◆ Problem to work on ◆
Take the line that contains "Read this page and output its text content." and all lines after it, up to and including the last line of the data, and write them out exactly; nothing else belongs in the answer.

◆ Records for processing ◆
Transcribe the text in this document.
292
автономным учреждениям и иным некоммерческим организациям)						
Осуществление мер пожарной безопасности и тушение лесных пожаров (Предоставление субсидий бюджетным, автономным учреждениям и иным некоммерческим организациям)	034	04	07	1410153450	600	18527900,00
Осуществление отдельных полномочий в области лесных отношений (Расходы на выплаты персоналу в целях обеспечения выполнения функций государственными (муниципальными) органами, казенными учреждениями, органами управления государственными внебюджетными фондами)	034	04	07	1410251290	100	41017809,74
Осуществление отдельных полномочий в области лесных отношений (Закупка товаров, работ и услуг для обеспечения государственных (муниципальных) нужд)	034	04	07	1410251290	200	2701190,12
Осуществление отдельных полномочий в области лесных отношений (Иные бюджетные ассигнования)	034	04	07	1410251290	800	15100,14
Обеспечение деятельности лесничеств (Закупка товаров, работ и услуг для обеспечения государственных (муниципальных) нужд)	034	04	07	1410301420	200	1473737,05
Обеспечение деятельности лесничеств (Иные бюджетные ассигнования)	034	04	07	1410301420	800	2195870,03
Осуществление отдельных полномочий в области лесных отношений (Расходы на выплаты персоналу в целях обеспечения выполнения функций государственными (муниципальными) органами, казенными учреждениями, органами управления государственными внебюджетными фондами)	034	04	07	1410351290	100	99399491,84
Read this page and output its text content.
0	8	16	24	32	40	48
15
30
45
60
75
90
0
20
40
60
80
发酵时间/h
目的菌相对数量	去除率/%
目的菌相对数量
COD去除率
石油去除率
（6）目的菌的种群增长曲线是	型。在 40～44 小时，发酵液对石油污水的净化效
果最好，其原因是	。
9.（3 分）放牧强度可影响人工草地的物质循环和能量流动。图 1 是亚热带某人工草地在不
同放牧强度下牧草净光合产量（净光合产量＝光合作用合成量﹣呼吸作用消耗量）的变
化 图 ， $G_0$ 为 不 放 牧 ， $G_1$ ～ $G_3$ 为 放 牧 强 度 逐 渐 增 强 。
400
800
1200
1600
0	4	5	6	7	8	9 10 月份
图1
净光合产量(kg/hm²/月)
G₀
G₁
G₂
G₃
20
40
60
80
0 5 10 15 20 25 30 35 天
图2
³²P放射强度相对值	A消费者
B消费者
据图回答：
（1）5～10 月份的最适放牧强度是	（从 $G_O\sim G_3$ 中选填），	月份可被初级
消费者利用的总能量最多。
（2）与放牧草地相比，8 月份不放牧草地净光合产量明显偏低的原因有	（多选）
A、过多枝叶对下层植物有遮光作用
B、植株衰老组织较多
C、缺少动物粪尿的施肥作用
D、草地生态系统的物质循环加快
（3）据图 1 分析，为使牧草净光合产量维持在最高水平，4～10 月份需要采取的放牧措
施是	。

◆ Task answer ◆
Read this page and output its text content.
0	8	16	24	32	40	48
15
30
45
60
75
90
0
20
40
60
80
发酵时间/h
目的菌相对数量	去除率/%
目的菌相对数量
COD去除率
石油去除率
（6）目的菌的种群增长曲线是	型。在 40～44 小时，发酵液对石油污水的净化效
果最好，其原因是	。
9.（3 分）放牧强度可影响人工草地的物质循环和能量流动。图 1 是亚热带某人工草地在不
同放牧强度下牧草净光合产量（净光合产量＝光合作用合成量﹣呼吸作用消耗量）的变
化 图 ， $G_0$ 为 不 放 牧 ， $G_1$ ～ $G_3$ 为 放 牧 强 度 逐 渐 增 强 。
400
800
1200
1600
0	4	5	6	7	8	9 10 月份
图1
净光合产量(kg/hm²/月)
G₀
G₁
G₂
G₃
20
40
60
80
0 5 10 15 20 25 30 35 天
图2
³²P放射强度相对值	A消费者
B消费者
据图回答：
（1）5～10 月份的最适放牧强度是	（从 $G_O\sim G_3$ 中选填），	月份可被初级
消费者利用的总能量最多。
（2）与放牧草地相比，8 月份不放牧草地净光合产量明显偏低的原因有	（多选）
A、过多枝叶对下层植物有遮光作用
B、植株衰老组织较多
C、缺少动物粪尿的施肥作用
D、草地生态系统的物质循环加快
（3）据图 1 分析，为使牧草净光合产量维持在最高水平，4～10 月份需要采取的放牧措
施是	。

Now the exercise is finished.